-- begin Extracted material --
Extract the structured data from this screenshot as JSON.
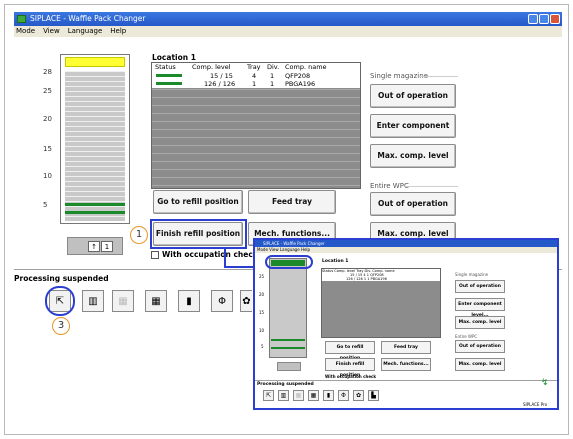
{
  "window": {
    "title": "SIPLACE - Waffle Pack Changer",
    "menu": [
      "Mode",
      "View",
      "Language",
      "Help"
    ]
  },
  "magazine": {
    "ticks": [
      "28",
      "25",
      "20",
      "15",
      "10",
      "5"
    ],
    "nav_label": "1"
  },
  "location": {
    "title": "Location 1",
    "columns": [
      "Status",
      "Comp. level",
      "Tray",
      "Div.",
      "Comp. name"
    ],
    "rows": [
      {
        "comp_level": "15 / 15",
        "tray": "4",
        "div": "1",
        "comp_name": "QFP208"
      },
      {
        "comp_level": "126 / 126",
        "tray": "1",
        "div": "1",
        "comp_name": "PBGA196"
      }
    ]
  },
  "buttons": {
    "goto_refill": "Go to refill position",
    "feed_tray": "Feed tray",
    "finish_refill": "Finish refill position",
    "mech_functions": "Mech. functions...",
    "with_occupation": "With occupation check"
  },
  "single_magazine": {
    "label": "Single magazine",
    "out_of_operation": "Out of operation",
    "enter_comp_level": "Enter component level...",
    "max_comp_level": "Max. comp. level"
  },
  "entire_wpc": {
    "label": "Entire WPC",
    "out_of_operation": "Out of operation",
    "max_comp_level": "Max. comp. level"
  },
  "status": {
    "processing": "Processing suspended"
  },
  "callouts": [
    "1",
    "2",
    "3"
  ],
  "inset": {
    "title": "SIPLACE - Waffle Pack Changer",
    "menu": "Mode  View  Language  Help",
    "location_title": "Location 1",
    "columns": "Status  Comp. level  Tray  Div.  Comp. name",
    "row1": "15 / 15    4    1   QFP208",
    "row2": "126 / 126    1    1   PBGA196",
    "ticks": [
      "25",
      "20",
      "15",
      "10",
      "5"
    ],
    "goto_refill": "Go to refill position",
    "feed_tray": "Feed tray",
    "finish_refill": "Finish refill position",
    "mech_functions": "Mech. functions...",
    "with_occupation": "With occupation check",
    "single_magazine": "Single magazine",
    "out_of_operation": "Out of operation",
    "enter_comp_level": "Enter component level...",
    "max_comp_level": "Max. comp. level",
    "entire_wpc": "Entire WPC",
    "out_of_operation2": "Out of operation",
    "max_comp_level2": "Max. comp. level",
    "processing": "Processing suspended",
    "footer": "SIPLACE Pro"
  }
}
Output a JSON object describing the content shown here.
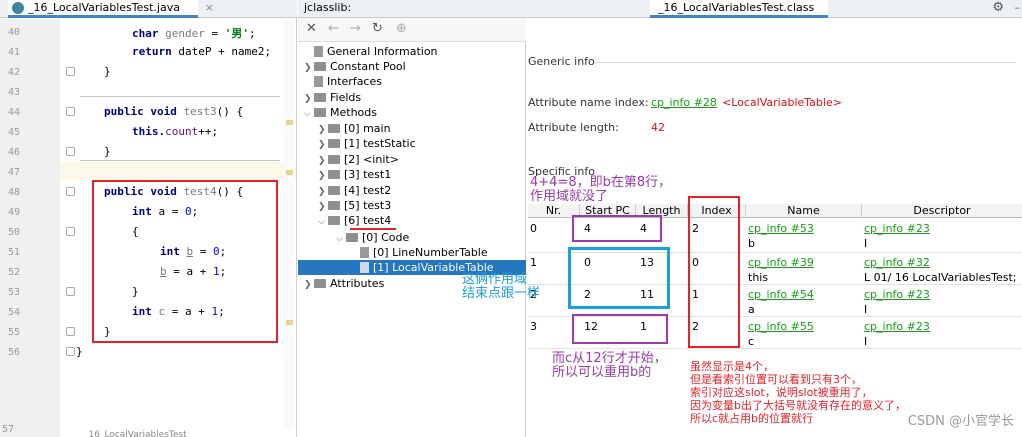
-- end Extracted material --
Task instructions:
Send back the data above word for word, with the pictures left out.

The solution:
Extract the structured data from this screenshot as JSON.
{
  "window": {
    "title": "SIPLACE - Waffle Pack Changer",
    "menu": [
      "Mode",
      "View",
      "Language",
      "Help"
    ]
  },
  "magazine": {
    "ticks": [
      "28",
      "25",
      "20",
      "15",
      "10",
      "5"
    ],
    "nav_label": "1"
  },
  "location": {
    "title": "Location 1",
    "columns": [
      "Status",
      "Comp. level",
      "Tray",
      "Div.",
      "Comp. name"
    ],
    "rows": [
      {
        "comp_level": "15 / 15",
        "tray": "4",
        "div": "1",
        "comp_name": "QFP208"
      },
      {
        "comp_level": "126 / 126",
        "tray": "1",
        "div": "1",
        "comp_name": "PBGA196"
      }
    ]
  },
  "buttons": {
    "goto_refill": "Go to refill position",
    "feed_tray": "Feed tray",
    "finish_refill": "Finish refill position",
    "mech_functions": "Mech. functions...",
    "with_occupation": "With occupation check"
  },
  "single_magazine": {
    "label": "Single magazine",
    "out_of_operation": "Out of operation",
    "enter_comp_level": "Enter component level...",
    "max_comp_level": "Max. comp. level"
  },
  "entire_wpc": {
    "label": "Entire WPC",
    "out_of_operation": "Out of operation",
    "max_comp_level": "Max. comp. level"
  },
  "status": {
    "processing": "Processing suspended"
  },
  "callouts": [
    "1",
    "2",
    "3"
  ],
  "inset": {
    "title": "SIPLACE - Waffle Pack Changer",
    "menu": "Mode  View  Language  Help",
    "location_title": "Location 1",
    "columns": "Status  Comp. level  Tray  Div.  Comp. name",
    "row1": "15 / 15    4    1   QFP208",
    "row2": "126 / 126    1    1   PBGA196",
    "ticks": [
      "25",
      "20",
      "15",
      "10",
      "5"
    ],
    "goto_refill": "Go to refill position",
    "feed_tray": "Feed tray",
    "finish_refill": "Finish refill position",
    "mech_functions": "Mech. functions...",
    "with_occupation": "With occupation check",
    "single_magazine": "Single magazine",
    "out_of_operation": "Out of operation",
    "enter_comp_level": "Enter component level...",
    "max_comp_level": "Max. comp. level",
    "entire_wpc": "Entire WPC",
    "out_of_operation2": "Out of operation",
    "max_comp_level2": "Max. comp. level",
    "processing": "Processing suspended",
    "footer": "SIPLACE Pro"
  }
}
Output a JSON object describing the content shown here.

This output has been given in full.